-- begin GIVEN INFORMATION --
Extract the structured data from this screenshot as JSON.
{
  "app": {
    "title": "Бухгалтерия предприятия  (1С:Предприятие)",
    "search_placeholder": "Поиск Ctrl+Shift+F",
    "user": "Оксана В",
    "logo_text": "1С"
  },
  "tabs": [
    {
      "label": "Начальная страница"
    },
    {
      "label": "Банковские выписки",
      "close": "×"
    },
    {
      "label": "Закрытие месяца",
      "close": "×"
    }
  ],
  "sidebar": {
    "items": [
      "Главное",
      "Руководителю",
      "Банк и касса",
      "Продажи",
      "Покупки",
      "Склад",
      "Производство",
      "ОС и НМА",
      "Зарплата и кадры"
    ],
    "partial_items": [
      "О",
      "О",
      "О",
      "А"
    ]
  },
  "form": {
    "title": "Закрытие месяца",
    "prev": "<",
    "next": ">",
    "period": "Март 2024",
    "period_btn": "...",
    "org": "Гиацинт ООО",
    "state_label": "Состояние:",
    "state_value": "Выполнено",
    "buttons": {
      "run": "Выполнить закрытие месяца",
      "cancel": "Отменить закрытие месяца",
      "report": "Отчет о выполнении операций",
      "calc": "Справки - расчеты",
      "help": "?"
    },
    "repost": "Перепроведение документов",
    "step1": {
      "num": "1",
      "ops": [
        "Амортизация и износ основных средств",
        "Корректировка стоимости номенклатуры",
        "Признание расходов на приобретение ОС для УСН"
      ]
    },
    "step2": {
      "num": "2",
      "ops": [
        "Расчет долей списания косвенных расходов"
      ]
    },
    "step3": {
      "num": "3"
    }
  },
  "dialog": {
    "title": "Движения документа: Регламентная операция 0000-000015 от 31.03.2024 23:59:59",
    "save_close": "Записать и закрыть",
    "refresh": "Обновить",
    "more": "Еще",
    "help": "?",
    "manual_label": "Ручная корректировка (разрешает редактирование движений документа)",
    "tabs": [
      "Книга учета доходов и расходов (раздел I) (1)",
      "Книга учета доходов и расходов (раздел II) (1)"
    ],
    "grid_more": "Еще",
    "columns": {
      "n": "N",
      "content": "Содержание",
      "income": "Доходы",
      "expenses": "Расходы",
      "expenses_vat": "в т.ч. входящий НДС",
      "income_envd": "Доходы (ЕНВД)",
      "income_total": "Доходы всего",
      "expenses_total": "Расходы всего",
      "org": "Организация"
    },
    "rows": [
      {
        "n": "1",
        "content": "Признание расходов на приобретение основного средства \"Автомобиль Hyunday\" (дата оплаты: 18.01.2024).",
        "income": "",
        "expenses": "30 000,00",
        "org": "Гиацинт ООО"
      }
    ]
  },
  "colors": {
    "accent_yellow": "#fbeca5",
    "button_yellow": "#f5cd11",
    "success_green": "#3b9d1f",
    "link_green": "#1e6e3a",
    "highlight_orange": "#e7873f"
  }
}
-- end GIVEN INFORMATION --
**THE EXERCISE:** Filter the records, keeping only lines that contain "всего", and show those lines.

**EXERCISE SOLUTION:**
      "income_total": "Доходы всего",
      "expenses_total": "Расходы всего",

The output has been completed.